[Records excerpted from a collection]
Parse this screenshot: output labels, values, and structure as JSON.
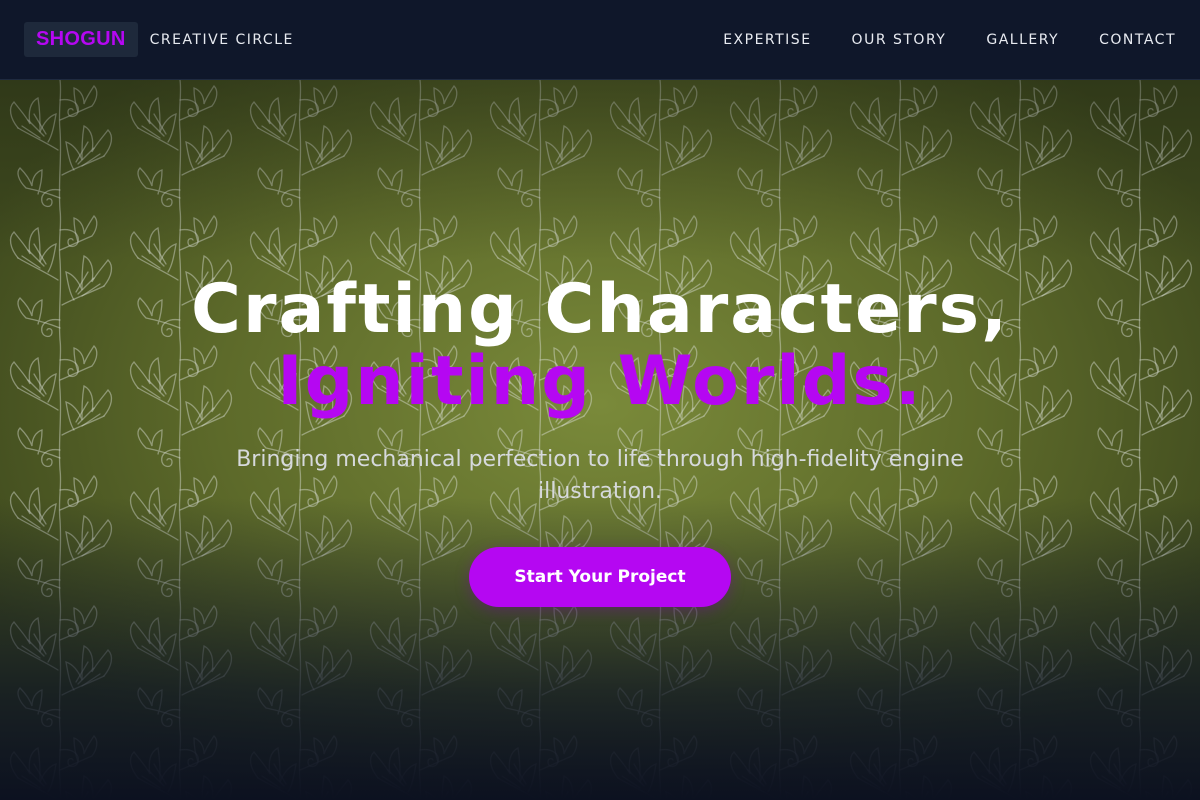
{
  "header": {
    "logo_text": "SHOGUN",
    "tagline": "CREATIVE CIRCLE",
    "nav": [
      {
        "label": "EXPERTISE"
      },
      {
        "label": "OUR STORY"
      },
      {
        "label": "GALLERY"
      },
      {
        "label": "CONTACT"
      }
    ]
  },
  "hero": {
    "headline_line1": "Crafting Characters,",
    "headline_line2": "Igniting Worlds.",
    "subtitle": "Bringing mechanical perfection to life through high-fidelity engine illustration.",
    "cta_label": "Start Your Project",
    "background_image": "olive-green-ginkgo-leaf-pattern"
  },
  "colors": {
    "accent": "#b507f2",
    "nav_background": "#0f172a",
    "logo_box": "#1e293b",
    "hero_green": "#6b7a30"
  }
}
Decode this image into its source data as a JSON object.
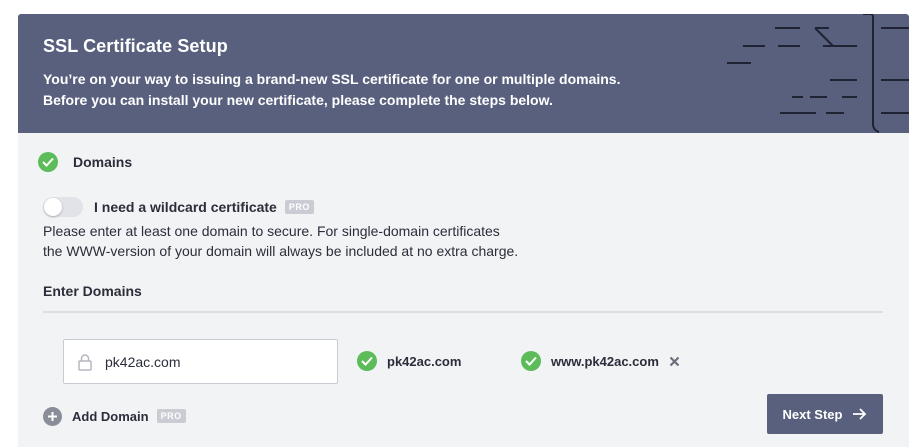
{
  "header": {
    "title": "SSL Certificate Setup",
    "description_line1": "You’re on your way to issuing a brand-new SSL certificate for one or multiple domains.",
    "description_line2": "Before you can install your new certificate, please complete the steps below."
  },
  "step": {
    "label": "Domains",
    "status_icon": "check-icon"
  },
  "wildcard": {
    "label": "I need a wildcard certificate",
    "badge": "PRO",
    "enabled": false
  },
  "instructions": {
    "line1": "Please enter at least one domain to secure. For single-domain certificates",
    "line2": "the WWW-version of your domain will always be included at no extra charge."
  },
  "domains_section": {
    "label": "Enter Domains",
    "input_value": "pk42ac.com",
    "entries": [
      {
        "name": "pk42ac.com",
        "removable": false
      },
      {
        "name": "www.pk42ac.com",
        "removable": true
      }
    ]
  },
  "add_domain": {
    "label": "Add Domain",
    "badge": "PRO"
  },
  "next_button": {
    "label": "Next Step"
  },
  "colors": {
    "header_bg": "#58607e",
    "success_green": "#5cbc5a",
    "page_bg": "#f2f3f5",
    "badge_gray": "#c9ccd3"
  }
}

EXERCISE DIRECTIONS: Copy each line holding the word "this" from the listing above.

SOLUTION TO THE EXERCISE:
Parse this screenshot: output labels, values, and structure as JSON.
Decode this image into its source data as a JSON object.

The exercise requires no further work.